* **Exercise aim**
Can you retype every record below exactly as written?
* start *
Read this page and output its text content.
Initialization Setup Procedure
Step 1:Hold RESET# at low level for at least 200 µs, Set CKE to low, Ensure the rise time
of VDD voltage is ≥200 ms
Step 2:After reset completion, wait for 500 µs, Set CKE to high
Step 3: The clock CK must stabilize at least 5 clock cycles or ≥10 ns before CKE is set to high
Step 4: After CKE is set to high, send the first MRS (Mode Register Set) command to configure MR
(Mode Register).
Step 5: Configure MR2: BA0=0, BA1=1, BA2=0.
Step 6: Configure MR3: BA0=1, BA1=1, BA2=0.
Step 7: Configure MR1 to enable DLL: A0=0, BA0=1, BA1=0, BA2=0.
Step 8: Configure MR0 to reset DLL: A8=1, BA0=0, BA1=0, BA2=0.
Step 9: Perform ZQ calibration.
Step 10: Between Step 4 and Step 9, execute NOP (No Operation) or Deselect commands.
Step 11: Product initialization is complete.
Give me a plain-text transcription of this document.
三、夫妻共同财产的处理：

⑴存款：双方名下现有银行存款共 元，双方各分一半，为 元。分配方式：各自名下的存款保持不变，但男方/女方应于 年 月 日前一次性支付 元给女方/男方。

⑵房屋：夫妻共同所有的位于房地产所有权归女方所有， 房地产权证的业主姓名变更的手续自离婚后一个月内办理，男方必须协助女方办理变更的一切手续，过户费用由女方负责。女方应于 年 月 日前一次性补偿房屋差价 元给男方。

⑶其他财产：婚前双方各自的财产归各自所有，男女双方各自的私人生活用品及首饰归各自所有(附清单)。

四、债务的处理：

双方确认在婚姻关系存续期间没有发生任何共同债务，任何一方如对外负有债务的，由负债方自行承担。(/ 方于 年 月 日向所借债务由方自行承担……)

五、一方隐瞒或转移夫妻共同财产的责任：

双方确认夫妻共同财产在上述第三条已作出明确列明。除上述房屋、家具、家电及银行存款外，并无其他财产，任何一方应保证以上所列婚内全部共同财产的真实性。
* end *
* **Full solution**
Read this page and output its text content.
Initialization Setup Procedure
Step 1:Hold RESET# at low level for at least 200 µs, Set CKE to low, Ensure the rise time
of VDD voltage is ≥200 ms
Step 2:After reset completion, wait for 500 µs, Set CKE to high
Step 3: The clock CK must stabilize at least 5 clock cycles or ≥10 ns before CKE is set to high
Step 4: After CKE is set to high, send the first MRS (Mode Register Set) command to configure MR
(Mode Register).
Step 5: Configure MR2: BA0=0, BA1=1, BA2=0.
Step 6: Configure MR3: BA0=1, BA1=1, BA2=0.
Step 7: Configure MR1 to enable DLL: A0=0, BA0=1, BA1=0, BA2=0.
Step 8: Configure MR0 to reset DLL: A8=1, BA0=0, BA1=0, BA2=0.
Step 9: Perform ZQ calibration.
Step 10: Between Step 4 and Step 9, execute NOP (No Operation) or Deselect commands.
Step 11: Product initialization is complete.
Give me a plain-text transcription of this document.
三、夫妻共同财产的处理：

⑴存款：双方名下现有银行存款共 元，双方各分一半，为 元。分配方式：各自名下的存款保持不变，但男方/女方应于 年 月 日前一次性支付 元给女方/男方。

⑵房屋：夫妻共同所有的位于房地产所有权归女方所有， 房地产权证的业主姓名变更的手续自离婚后一个月内办理，男方必须协助女方办理变更的一切手续，过户费用由女方负责。女方应于 年 月 日前一次性补偿房屋差价 元给男方。

⑶其他财产：婚前双方各自的财产归各自所有，男女双方各自的私人生活用品及首饰归各自所有(附清单)。

四、债务的处理：

双方确认在婚姻关系存续期间没有发生任何共同债务，任何一方如对外负有债务的，由负债方自行承担。(/ 方于 年 月 日向所借债务由方自行承担……)

五、一方隐瞒或转移夫妻共同财产的责任：

双方确认夫妻共同财产在上述第三条已作出明确列明。除上述房屋、家具、家电及银行存款外，并无其他财产，任何一方应保证以上所列婚内全部共同财产的真实性。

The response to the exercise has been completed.